Request: Here are some records. Copy each one exactly.

----------------------------------------

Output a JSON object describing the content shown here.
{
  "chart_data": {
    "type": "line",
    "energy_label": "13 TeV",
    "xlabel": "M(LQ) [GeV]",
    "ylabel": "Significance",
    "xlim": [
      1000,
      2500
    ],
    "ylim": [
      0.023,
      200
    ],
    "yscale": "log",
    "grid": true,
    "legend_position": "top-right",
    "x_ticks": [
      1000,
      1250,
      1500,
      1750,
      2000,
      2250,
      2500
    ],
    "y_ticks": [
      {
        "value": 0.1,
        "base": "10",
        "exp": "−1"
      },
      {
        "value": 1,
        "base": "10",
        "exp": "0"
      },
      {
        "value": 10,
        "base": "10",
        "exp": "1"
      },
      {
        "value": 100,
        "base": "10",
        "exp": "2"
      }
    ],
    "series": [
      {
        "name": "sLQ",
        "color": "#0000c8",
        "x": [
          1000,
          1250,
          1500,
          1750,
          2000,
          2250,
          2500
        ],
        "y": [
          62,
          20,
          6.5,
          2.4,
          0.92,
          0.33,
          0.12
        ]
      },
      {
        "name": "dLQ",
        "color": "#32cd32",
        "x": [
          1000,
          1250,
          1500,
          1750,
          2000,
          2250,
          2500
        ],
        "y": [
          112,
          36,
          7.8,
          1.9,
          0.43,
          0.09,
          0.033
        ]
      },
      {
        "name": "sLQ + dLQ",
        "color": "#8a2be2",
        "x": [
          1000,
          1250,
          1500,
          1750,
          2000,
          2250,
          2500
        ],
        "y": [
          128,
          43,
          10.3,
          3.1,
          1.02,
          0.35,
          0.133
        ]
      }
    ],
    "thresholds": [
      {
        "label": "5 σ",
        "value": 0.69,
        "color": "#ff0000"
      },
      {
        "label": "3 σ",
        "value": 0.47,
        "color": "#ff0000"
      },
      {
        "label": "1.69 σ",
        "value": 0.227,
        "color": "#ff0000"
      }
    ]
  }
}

----------------------------------------

Written response:
Output a JSON object describing the content shown here.
{
  "chart_data": {
    "type": "line",
    "energy_label": "13 TeV",
    "xlabel": "M(LQ) [GeV]",
    "ylabel": "Significance",
    "xlim": [
      1000,
      2500
    ],
    "ylim": [
      0.023,
      200
    ],
    "yscale": "log",
    "grid": true,
    "legend_position": "top-right",
    "x_ticks": [
      1000,
      1250,
      1500,
      1750,
      2000,
      2250,
      2500
    ],
    "y_ticks": [
      {
        "value": 0.1,
        "base": "10",
        "exp": "−1"
      },
      {
        "value": 1,
        "base": "10",
        "exp": "0"
      },
      {
        "value": 10,
        "base": "10",
        "exp": "1"
      },
      {
        "value": 100,
        "base": "10",
        "exp": "2"
      }
    ],
    "series": [
      {
        "name": "sLQ",
        "color": "#0000c8",
        "x": [
          1000,
          1250,
          1500,
          1750,
          2000,
          2250,
          2500
        ],
        "y": [
          62,
          20,
          6.5,
          2.4,
          0.92,
          0.33,
          0.12
        ]
      },
      {
        "name": "dLQ",
        "color": "#32cd32",
        "x": [
          1000,
          1250,
          1500,
          1750,
          2000,
          2250,
          2500
        ],
        "y": [
          112,
          36,
          7.8,
          1.9,
          0.43,
          0.09,
          0.033
        ]
      },
      {
        "name": "sLQ + dLQ",
        "color": "#8a2be2",
        "x": [
          1000,
          1250,
          1500,
          1750,
          2000,
          2250,
          2500
        ],
        "y": [
          128,
          43,
          10.3,
          3.1,
          1.02,
          0.35,
          0.133
        ]
      }
    ],
    "thresholds": [
      {
        "label": "5 σ",
        "value": 0.69,
        "color": "#ff0000"
      },
      {
        "label": "3 σ",
        "value": 0.47,
        "color": "#ff0000"
      },
      {
        "label": "1.69 σ",
        "value": 0.227,
        "color": "#ff0000"
      }
    ]
  }
}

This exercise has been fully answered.